◆ **The input**
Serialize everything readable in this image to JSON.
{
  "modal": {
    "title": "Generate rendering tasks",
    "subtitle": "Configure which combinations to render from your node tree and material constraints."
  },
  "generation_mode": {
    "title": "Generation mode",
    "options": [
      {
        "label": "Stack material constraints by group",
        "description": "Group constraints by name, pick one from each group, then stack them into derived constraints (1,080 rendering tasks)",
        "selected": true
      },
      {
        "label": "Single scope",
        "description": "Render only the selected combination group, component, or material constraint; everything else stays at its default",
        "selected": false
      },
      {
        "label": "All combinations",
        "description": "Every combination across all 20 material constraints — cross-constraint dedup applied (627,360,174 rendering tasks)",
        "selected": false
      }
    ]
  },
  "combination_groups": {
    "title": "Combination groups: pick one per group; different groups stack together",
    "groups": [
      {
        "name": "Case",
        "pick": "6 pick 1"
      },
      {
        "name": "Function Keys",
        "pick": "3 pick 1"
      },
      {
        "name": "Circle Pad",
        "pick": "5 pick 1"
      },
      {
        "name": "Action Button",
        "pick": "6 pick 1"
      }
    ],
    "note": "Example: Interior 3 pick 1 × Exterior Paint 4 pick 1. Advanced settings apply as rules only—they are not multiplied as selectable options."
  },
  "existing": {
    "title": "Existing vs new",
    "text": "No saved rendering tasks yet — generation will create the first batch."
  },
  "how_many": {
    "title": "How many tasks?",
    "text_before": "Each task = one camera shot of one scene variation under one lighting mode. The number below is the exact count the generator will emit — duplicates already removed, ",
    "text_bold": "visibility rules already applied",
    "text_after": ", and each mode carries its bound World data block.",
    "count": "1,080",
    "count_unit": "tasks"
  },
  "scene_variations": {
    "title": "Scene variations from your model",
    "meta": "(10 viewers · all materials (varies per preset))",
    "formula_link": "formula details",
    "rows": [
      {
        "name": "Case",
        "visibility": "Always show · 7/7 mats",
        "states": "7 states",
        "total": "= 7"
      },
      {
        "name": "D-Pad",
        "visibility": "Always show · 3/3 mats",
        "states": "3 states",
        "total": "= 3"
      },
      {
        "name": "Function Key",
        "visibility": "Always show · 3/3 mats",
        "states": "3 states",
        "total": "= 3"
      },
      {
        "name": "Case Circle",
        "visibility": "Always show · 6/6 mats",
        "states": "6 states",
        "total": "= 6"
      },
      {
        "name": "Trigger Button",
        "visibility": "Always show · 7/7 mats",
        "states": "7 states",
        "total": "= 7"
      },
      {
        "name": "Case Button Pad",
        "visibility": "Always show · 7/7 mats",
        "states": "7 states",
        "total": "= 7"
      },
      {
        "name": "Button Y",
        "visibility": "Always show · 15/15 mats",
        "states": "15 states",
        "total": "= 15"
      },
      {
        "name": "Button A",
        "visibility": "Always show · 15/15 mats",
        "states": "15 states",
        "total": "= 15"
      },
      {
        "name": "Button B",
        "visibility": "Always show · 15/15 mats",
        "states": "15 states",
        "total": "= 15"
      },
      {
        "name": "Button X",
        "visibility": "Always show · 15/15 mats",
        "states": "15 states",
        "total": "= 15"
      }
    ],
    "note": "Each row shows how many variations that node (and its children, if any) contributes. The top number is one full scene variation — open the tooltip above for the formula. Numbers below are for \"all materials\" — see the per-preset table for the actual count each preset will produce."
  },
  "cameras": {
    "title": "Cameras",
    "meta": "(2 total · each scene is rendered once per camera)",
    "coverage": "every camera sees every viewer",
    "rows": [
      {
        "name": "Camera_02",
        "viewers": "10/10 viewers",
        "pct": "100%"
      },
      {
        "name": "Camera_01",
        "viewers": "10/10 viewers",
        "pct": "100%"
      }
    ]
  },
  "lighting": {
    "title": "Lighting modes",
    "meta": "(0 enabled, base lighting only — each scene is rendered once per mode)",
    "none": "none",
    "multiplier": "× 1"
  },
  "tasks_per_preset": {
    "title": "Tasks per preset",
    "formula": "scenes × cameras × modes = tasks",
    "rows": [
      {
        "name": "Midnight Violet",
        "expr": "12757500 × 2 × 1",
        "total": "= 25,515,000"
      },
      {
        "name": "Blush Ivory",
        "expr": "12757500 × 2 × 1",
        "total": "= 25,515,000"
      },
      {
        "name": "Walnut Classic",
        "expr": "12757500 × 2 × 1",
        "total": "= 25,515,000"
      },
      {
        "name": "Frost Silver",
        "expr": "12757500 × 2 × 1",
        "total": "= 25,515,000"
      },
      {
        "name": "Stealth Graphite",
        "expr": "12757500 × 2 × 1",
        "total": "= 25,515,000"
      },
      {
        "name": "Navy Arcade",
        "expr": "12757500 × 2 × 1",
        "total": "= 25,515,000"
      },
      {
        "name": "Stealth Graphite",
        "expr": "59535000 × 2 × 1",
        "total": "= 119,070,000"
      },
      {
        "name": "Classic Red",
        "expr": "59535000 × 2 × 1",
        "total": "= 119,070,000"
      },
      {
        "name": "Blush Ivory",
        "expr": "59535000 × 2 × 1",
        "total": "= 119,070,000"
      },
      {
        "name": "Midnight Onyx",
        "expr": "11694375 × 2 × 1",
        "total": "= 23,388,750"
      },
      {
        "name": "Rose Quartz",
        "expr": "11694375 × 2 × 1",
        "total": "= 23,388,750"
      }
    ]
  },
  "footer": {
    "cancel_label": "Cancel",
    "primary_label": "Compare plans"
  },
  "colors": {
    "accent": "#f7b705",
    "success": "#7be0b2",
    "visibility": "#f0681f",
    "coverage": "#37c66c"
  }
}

◆ **Exercise brief**
Gather each line of the records holding the string "pick".

◆ **Solution**
        "description": "Group constraints by name, pick one from each group, then stack them into derived constraints (1,080 rendering tasks)",
    "title": "Combination groups: pick one per group; different groups stack together",
        "pick": "6 pick 1"
        "pick": "3 pick 1"
        "pick": "5 pick 1"
        "pick": "6 pick 1"
    "note": "Example: Interior 3 pick 1 × Exterior Paint 4 pick 1. Advanced settings apply as rules only—they are not multiplied as selectable options."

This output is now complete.